- _Record list_:

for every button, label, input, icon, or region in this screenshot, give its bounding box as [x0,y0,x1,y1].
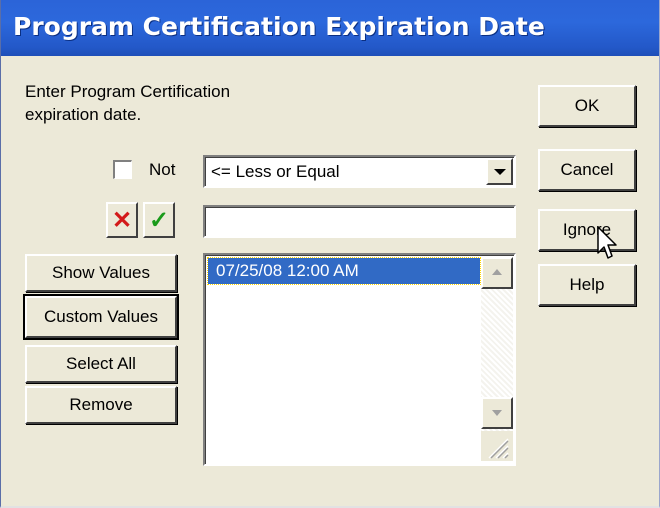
ok-button[interactable]: OK [538,85,636,127]
vertical-scrollbar[interactable] [481,257,513,461]
scroll-down-icon[interactable] [481,397,513,429]
help-button[interactable]: Help [538,264,636,306]
show-values-label: Show Values [52,263,150,282]
x-icon: ✕ [111,206,133,234]
list-item[interactable]: 07/25/08 12:00 AM [207,257,481,285]
ignore-button[interactable]: Ignore [538,209,636,251]
select-all-label: Select All [66,354,136,373]
prompt-line-1: Enter Program Certification [25,82,231,101]
select-all-button[interactable]: Select All [25,345,177,383]
value-input[interactable] [203,205,516,238]
cancel-button[interactable]: Cancel [538,149,636,191]
not-checkbox[interactable] [113,160,132,179]
prompt-line-2: expiration date. [25,105,142,124]
ok-button-label: OK [574,96,600,115]
custom-values-label: Custom Values [43,307,158,326]
not-label: Not [149,160,176,179]
accept-button[interactable]: ✓ [143,202,175,238]
dialog-title: Program Certification Expiration Date [13,12,545,41]
dialog-window: Program Certification Expiration Date En… [0,0,660,508]
clear-button[interactable]: ✕ [106,202,138,238]
title-bar[interactable]: Program Certification Expiration Date [1,0,659,56]
chevron-down-icon[interactable] [486,158,513,185]
remove-button[interactable]: Remove [25,386,177,424]
mouse-cursor-icon [597,226,619,267]
show-values-button[interactable]: Show Values [25,254,177,292]
custom-values-button[interactable]: Custom Values [23,294,179,340]
checkmark-icon: ✓ [148,206,170,234]
resize-grip-icon[interactable] [481,431,513,461]
operator-selected-value: <= Less or Equal [211,162,340,181]
prompt-text: Enter Program Certification expiration d… [25,80,325,126]
help-button-label: Help [569,275,605,294]
values-listbox[interactable]: 07/25/08 12:00 AM [203,253,516,466]
scroll-up-icon[interactable] [481,257,513,289]
cancel-button-label: Cancel [560,160,614,179]
operator-dropdown[interactable]: <= Less or Equal [203,155,516,188]
remove-label: Remove [69,395,133,414]
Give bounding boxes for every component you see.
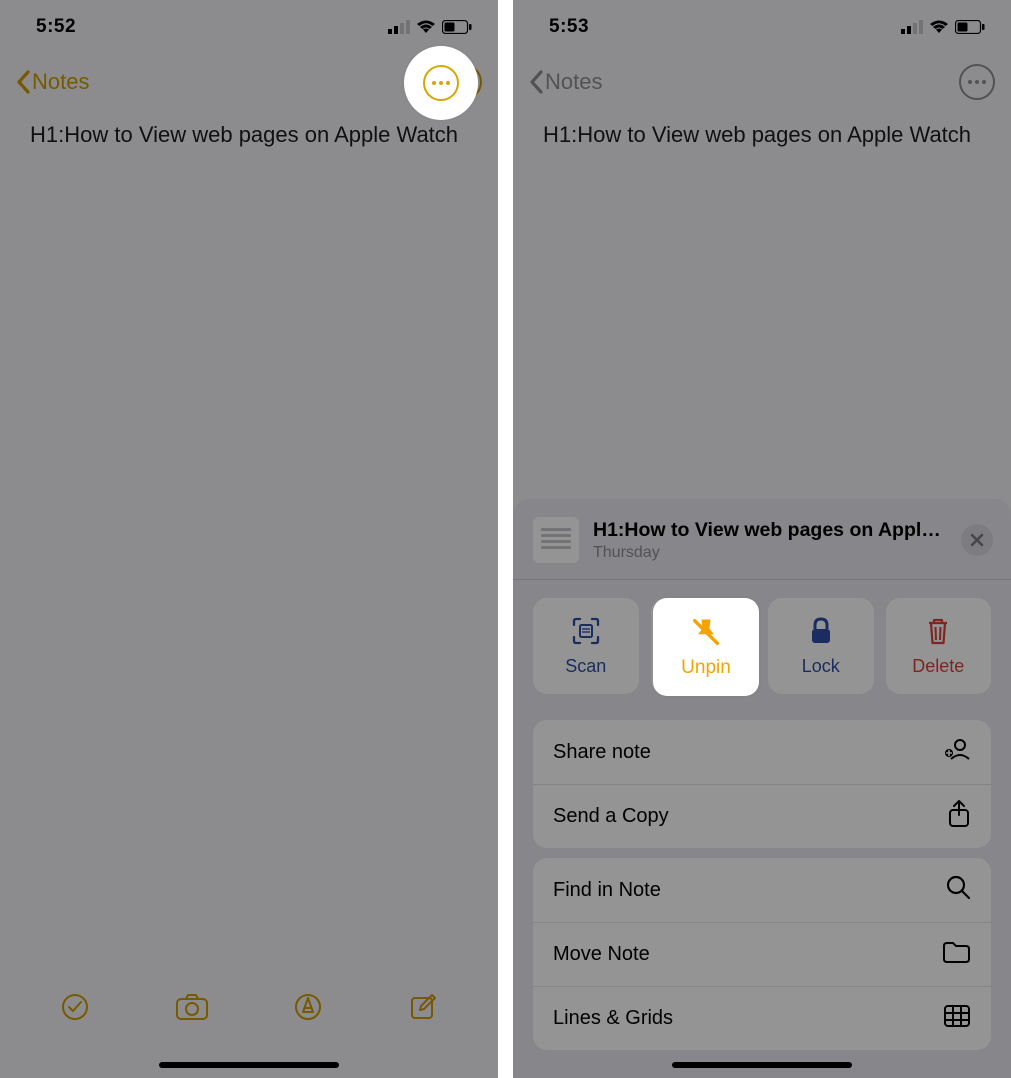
send-copy-label: Send a Copy (553, 805, 669, 828)
unpin-icon (689, 615, 723, 649)
unpin-label-highlighted: Unpin (681, 657, 731, 679)
status-time: 5:53 (549, 16, 589, 38)
menu-group-2: Find in Note Move Note Lines & Grids (533, 858, 991, 1050)
close-button[interactable] (961, 524, 993, 556)
note-text: H1:How to View web pages on Apple Watch (543, 120, 981, 150)
status-time: 5:52 (36, 16, 76, 38)
scan-button[interactable]: Scan (533, 598, 639, 694)
note-thumbnail-icon (533, 517, 579, 563)
note-body[interactable]: H1:How to View web pages on Apple Watch (0, 120, 498, 150)
close-icon (970, 533, 984, 547)
action-button-row: Scan Unpin Lock Delete (513, 580, 1011, 710)
action-sheet: H1:How to View web pages on Apple W... T… (513, 499, 1011, 1078)
back-label: Notes (32, 69, 89, 95)
home-indicator[interactable] (159, 1062, 339, 1068)
wifi-icon (929, 20, 949, 34)
home-indicator[interactable] (672, 1062, 852, 1068)
checklist-icon[interactable] (60, 992, 90, 1027)
status-icons (901, 20, 985, 34)
status-icons (388, 20, 472, 34)
markup-icon[interactable] (293, 992, 323, 1027)
folder-icon (941, 940, 971, 970)
camera-icon[interactable] (175, 993, 209, 1026)
left-screenshot: 5:52 Notes H1:How to View web pages on A… (0, 0, 498, 1078)
dimming-overlay (0, 0, 498, 1078)
sheet-title: H1:How to View web pages on Apple W... (593, 519, 947, 542)
status-bar: 5:53 (513, 0, 1011, 54)
battery-icon (955, 20, 985, 34)
battery-icon (442, 20, 472, 34)
scan-icon (571, 616, 601, 646)
move-note-label: Move Note (553, 943, 650, 966)
cellular-icon (388, 20, 410, 34)
share-note-label: Share note (553, 741, 651, 764)
back-button[interactable]: Notes (529, 69, 602, 95)
highlight-unpin-button: Unpin (653, 598, 759, 696)
scan-label: Scan (565, 656, 606, 677)
wifi-icon (416, 20, 436, 34)
find-in-note-label: Find in Note (553, 879, 661, 902)
move-note-item[interactable]: Move Note (533, 922, 991, 986)
lock-label: Lock (802, 656, 840, 677)
right-screenshot: 5:53 Notes H1:How to View web pages on A… (513, 0, 1011, 1078)
ellipsis-icon (432, 81, 450, 85)
search-icon (945, 874, 971, 906)
more-button[interactable] (959, 64, 995, 100)
highlight-more-button (404, 46, 478, 120)
more-button-highlighted[interactable] (423, 65, 459, 101)
nav-bar: Notes (513, 54, 1011, 110)
compose-icon[interactable] (408, 992, 438, 1027)
lines-grids-item[interactable]: Lines & Grids (533, 986, 991, 1050)
note-text: H1:How to View web pages on Apple Watch (30, 120, 468, 150)
back-button[interactable]: Notes (16, 69, 89, 95)
share-note-item[interactable]: Share note (533, 720, 991, 784)
lines-grids-label: Lines & Grids (553, 1007, 673, 1030)
bottom-toolbar (0, 982, 498, 1036)
note-body[interactable]: H1:How to View web pages on Apple Watch (513, 120, 1011, 150)
chevron-left-icon (16, 70, 30, 94)
menu-group-1: Share note Send a Copy (533, 720, 991, 848)
send-copy-item[interactable]: Send a Copy (533, 784, 991, 848)
delete-label: Delete (912, 656, 964, 677)
share-icon (947, 799, 971, 835)
trash-icon (925, 616, 951, 646)
lock-icon (808, 616, 834, 646)
find-in-note-item[interactable]: Find in Note (533, 858, 991, 922)
status-bar: 5:52 (0, 0, 498, 54)
grid-icon (943, 1004, 971, 1034)
back-label: Notes (545, 69, 602, 95)
chevron-left-icon (529, 70, 543, 94)
sheet-subtitle: Thursday (593, 544, 947, 562)
share-people-icon (943, 737, 971, 767)
ellipsis-icon (968, 80, 986, 84)
cellular-icon (901, 20, 923, 34)
lock-button[interactable]: Lock (768, 598, 874, 694)
sheet-header: H1:How to View web pages on Apple W... T… (513, 499, 1011, 579)
delete-button[interactable]: Delete (886, 598, 992, 694)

- _What you should do_:
Reproduce all of the data above with each occurrence of "interactable" replaced by "clickable" and everything else left unchanged. Omit the pictures from your answer.

- _Expected answer_:
for every button, label, input, icon, or region in this screenshot, give its bounding box as [x0,y0,x1,y1].
ok-button[clickable]: OK [538,85,636,127]
vertical-scrollbar[clickable] [481,257,513,461]
scroll-down-icon[clickable] [481,397,513,429]
help-button[clickable]: Help [538,264,636,306]
show-values-label: Show Values [52,263,150,282]
x-icon: ✕ [111,206,133,234]
list-item[clickable]: 07/25/08 12:00 AM [207,257,481,285]
ignore-button[clickable]: Ignore [538,209,636,251]
select-all-label: Select All [66,354,136,373]
prompt-line-1: Enter Program Certification [25,82,231,101]
select-all-button[clickable]: Select All [25,345,177,383]
value-input[clickable] [203,205,516,238]
cancel-button[clickable]: Cancel [538,149,636,191]
not-checkbox[clickable] [113,160,132,179]
prompt-line-2: expiration date. [25,105,142,124]
ok-button-label: OK [574,96,600,115]
custom-values-label: Custom Values [43,307,158,326]
not-label: Not [149,160,176,179]
accept-button[clickable]: ✓ [143,202,175,238]
dialog-title: Program Certification Expiration Date [13,12,545,41]
dialog-window: Program Certification Expiration Date En… [0,0,660,508]
clear-button[clickable]: ✕ [106,202,138,238]
title-bar[clickable]: Program Certification Expiration Date [1,0,659,56]
chevron-down-icon[clickable] [486,158,513,185]
remove-button[clickable]: Remove [25,386,177,424]
mouse-cursor-icon [597,226,619,267]
show-values-button[clickable]: Show Values [25,254,177,292]
custom-values-button[clickable]: Custom Values [23,294,179,340]
checkmark-icon: ✓ [148,206,170,234]
resize-grip-icon[clickable] [481,431,513,461]
operator-selected-value: <= Less or Equal [211,162,340,181]
prompt-text: Enter Program Certification expiration d… [25,80,325,126]
help-button-label: Help [569,275,605,294]
values-listbox[clickable]: 07/25/08 12:00 AM [203,253,516,466]
scroll-up-icon[clickable] [481,257,513,289]
cancel-button-label: Cancel [560,160,614,179]
operator-dropdown[clickable]: <= Less or Equal [203,155,516,188]
remove-label: Remove [69,395,133,414]
Give bounding boxes for every component you see.
send-copy-label: Send a Copy (553, 805, 669, 828)
unpin-icon (689, 615, 723, 649)
unpin-label-highlighted: Unpin (681, 657, 731, 679)
status-time: 5:53 (549, 16, 589, 38)
menu-group-2: Find in Note Move Note Lines & Grids (533, 858, 991, 1050)
close-button[clickable] (961, 524, 993, 556)
note-text: H1:How to View web pages on Apple Watch (543, 120, 981, 150)
status-time: 5:52 (36, 16, 76, 38)
scan-button[clickable]: Scan (533, 598, 639, 694)
note-thumbnail-icon (533, 517, 579, 563)
note-body[clickable]: H1:How to View web pages on Apple Watch (0, 120, 498, 150)
close-icon (970, 533, 984, 547)
action-button-row: Scan Unpin Lock Delete (513, 580, 1011, 710)
action-sheet: H1:How to View web pages on Apple W... T… (513, 499, 1011, 1078)
back-label: Notes (32, 69, 89, 95)
home-indicator[clickable] (159, 1062, 339, 1068)
wifi-icon (929, 20, 949, 34)
home-indicator[clickable] (672, 1062, 852, 1068)
checklist-icon[clickable] (60, 992, 90, 1027)
status-icons (901, 20, 985, 34)
status-icons (388, 20, 472, 34)
markup-icon[clickable] (293, 992, 323, 1027)
folder-icon (941, 940, 971, 970)
camera-icon[clickable] (175, 993, 209, 1026)
left-screenshot: 5:52 Notes H1:How to View web pages on A… (0, 0, 498, 1078)
dimming-overlay (0, 0, 498, 1078)
sheet-title: H1:How to View web pages on Apple W... (593, 519, 947, 542)
status-bar: 5:53 (513, 0, 1011, 54)
battery-icon (955, 20, 985, 34)
battery-icon (442, 20, 472, 34)
scan-icon (571, 616, 601, 646)
move-note-label: Move Note (553, 943, 650, 966)
cellular-icon (388, 20, 410, 34)
share-note-label: Share note (553, 741, 651, 764)
back-button[clickable]: Notes (529, 69, 602, 95)
highlight-unpin-button: Unpin (653, 598, 759, 696)
scan-label: Scan (565, 656, 606, 677)
wifi-icon (416, 20, 436, 34)
find-in-note-label: Find in Note (553, 879, 661, 902)
move-note-item[clickable]: Move Note (533, 922, 991, 986)
lock-label: Lock (802, 656, 840, 677)
right-screenshot: 5:53 Notes H1:How to View web pages on A… (513, 0, 1011, 1078)
ellipsis-icon (432, 81, 450, 85)
search-icon (945, 874, 971, 906)
more-button[clickable] (959, 64, 995, 100)
highlight-more-button (404, 46, 478, 120)
more-button-highlighted[clickable] (423, 65, 459, 101)
nav-bar: Notes (513, 54, 1011, 110)
compose-icon[clickable] (408, 992, 438, 1027)
lines-grids-item[clickable]: Lines & Grids (533, 986, 991, 1050)
note-text: H1:How to View web pages on Apple Watch (30, 120, 468, 150)
back-button[clickable]: Notes (16, 69, 89, 95)
share-note-item[clickable]: Share note (533, 720, 991, 784)
lines-grids-label: Lines & Grids (553, 1007, 673, 1030)
bottom-toolbar (0, 982, 498, 1036)
note-body[clickable]: H1:How to View web pages on Apple Watch (513, 120, 1011, 150)
chevron-left-icon (16, 70, 30, 94)
menu-group-1: Share note Send a Copy (533, 720, 991, 848)
send-copy-item[clickable]: Send a Copy (533, 784, 991, 848)
delete-label: Delete (912, 656, 964, 677)
share-icon (947, 799, 971, 835)
trash-icon (925, 616, 951, 646)
lock-icon (808, 616, 834, 646)
find-in-note-item[clickable]: Find in Note (533, 858, 991, 922)
status-bar: 5:52 (0, 0, 498, 54)
grid-icon (943, 1004, 971, 1034)
back-label: Notes (545, 69, 602, 95)
chevron-left-icon (529, 70, 543, 94)
sheet-subtitle: Thursday (593, 544, 947, 562)
share-people-icon (943, 737, 971, 767)
ellipsis-icon (968, 80, 986, 84)
cellular-icon (901, 20, 923, 34)
lock-button[clickable]: Lock (768, 598, 874, 694)
sheet-header: H1:How to View web pages on Apple W... T… (513, 499, 1011, 579)
delete-button[clickable]: Delete (886, 598, 992, 694)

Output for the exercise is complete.